**Goal:**
In the records below, pick out all lines containing the word "data".

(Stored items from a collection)
========================================

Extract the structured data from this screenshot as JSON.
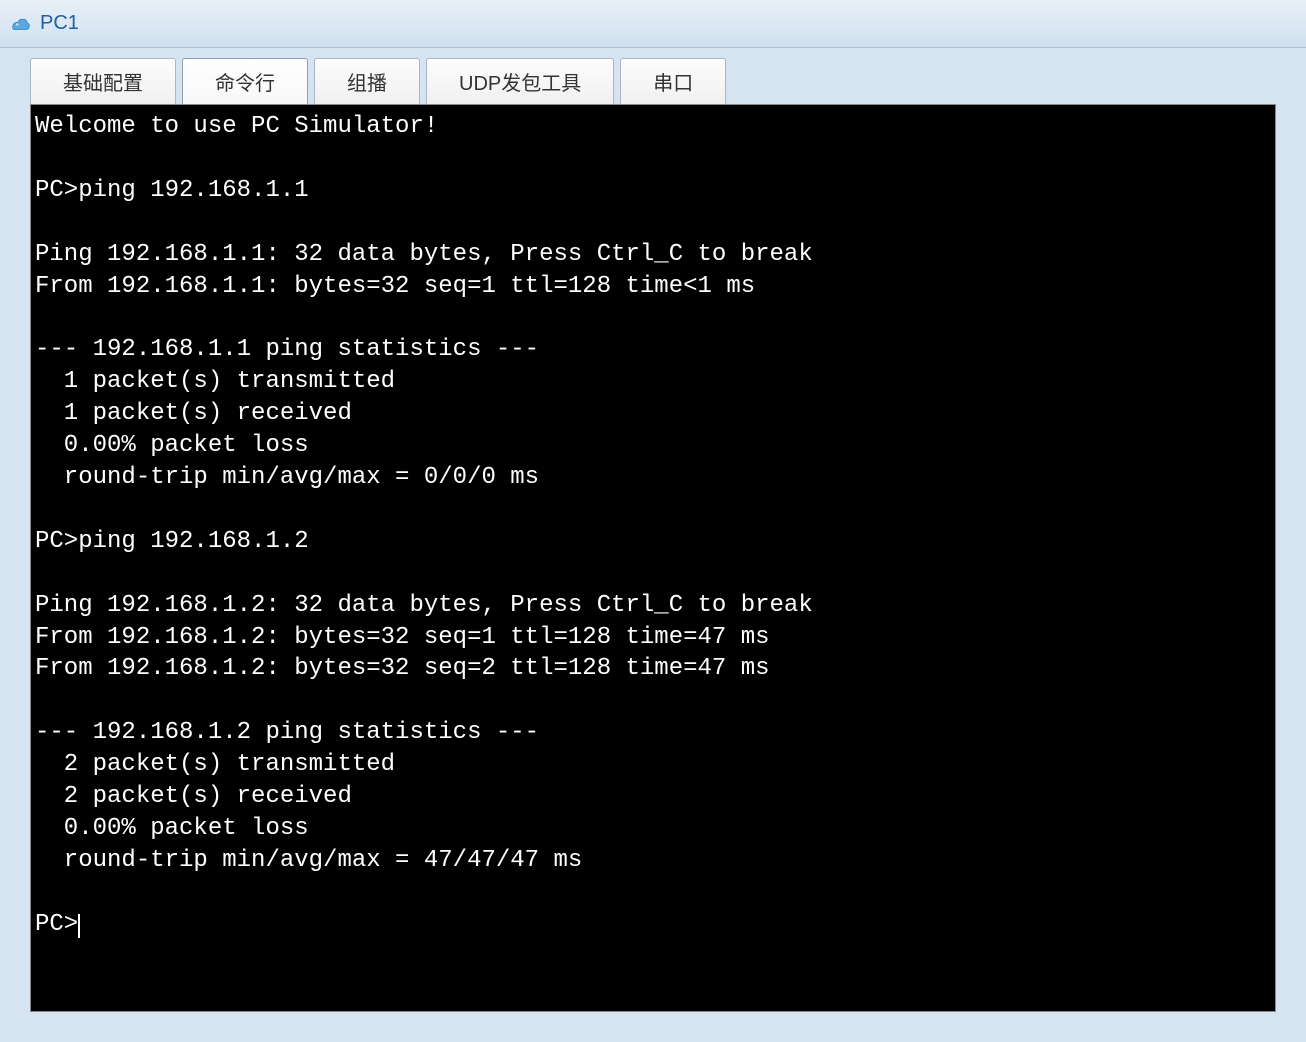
{
  "title_bar": {
    "window_title": "PC1"
  },
  "tabs": [
    {
      "label": "基础配置",
      "active": false
    },
    {
      "label": "命令行",
      "active": true
    },
    {
      "label": "组播",
      "active": false
    },
    {
      "label": "UDP发包工具",
      "active": false
    },
    {
      "label": "串口",
      "active": false
    }
  ],
  "terminal": {
    "lines": [
      "Welcome to use PC Simulator!",
      "",
      "PC>ping 192.168.1.1",
      "",
      "Ping 192.168.1.1: 32 data bytes, Press Ctrl_C to break",
      "From 192.168.1.1: bytes=32 seq=1 ttl=128 time<1 ms",
      "",
      "--- 192.168.1.1 ping statistics ---",
      "  1 packet(s) transmitted",
      "  1 packet(s) received",
      "  0.00% packet loss",
      "  round-trip min/avg/max = 0/0/0 ms",
      "",
      "PC>ping 192.168.1.2",
      "",
      "Ping 192.168.1.2: 32 data bytes, Press Ctrl_C to break",
      "From 192.168.1.2: bytes=32 seq=1 ttl=128 time=47 ms",
      "From 192.168.1.2: bytes=32 seq=2 ttl=128 time=47 ms",
      "",
      "--- 192.168.1.2 ping statistics ---",
      "  2 packet(s) transmitted",
      "  2 packet(s) received",
      "  0.00% packet loss",
      "  round-trip min/avg/max = 47/47/47 ms",
      ""
    ],
    "prompt": "PC>"
  }
}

========================================

**Task response:**
Extract the structured data from this screenshot as JSON.
      "Ping 192.168.1.1: 32 data bytes, Press Ctrl_C to break",
      "Ping 192.168.1.2: 32 data bytes, Press Ctrl_C to break",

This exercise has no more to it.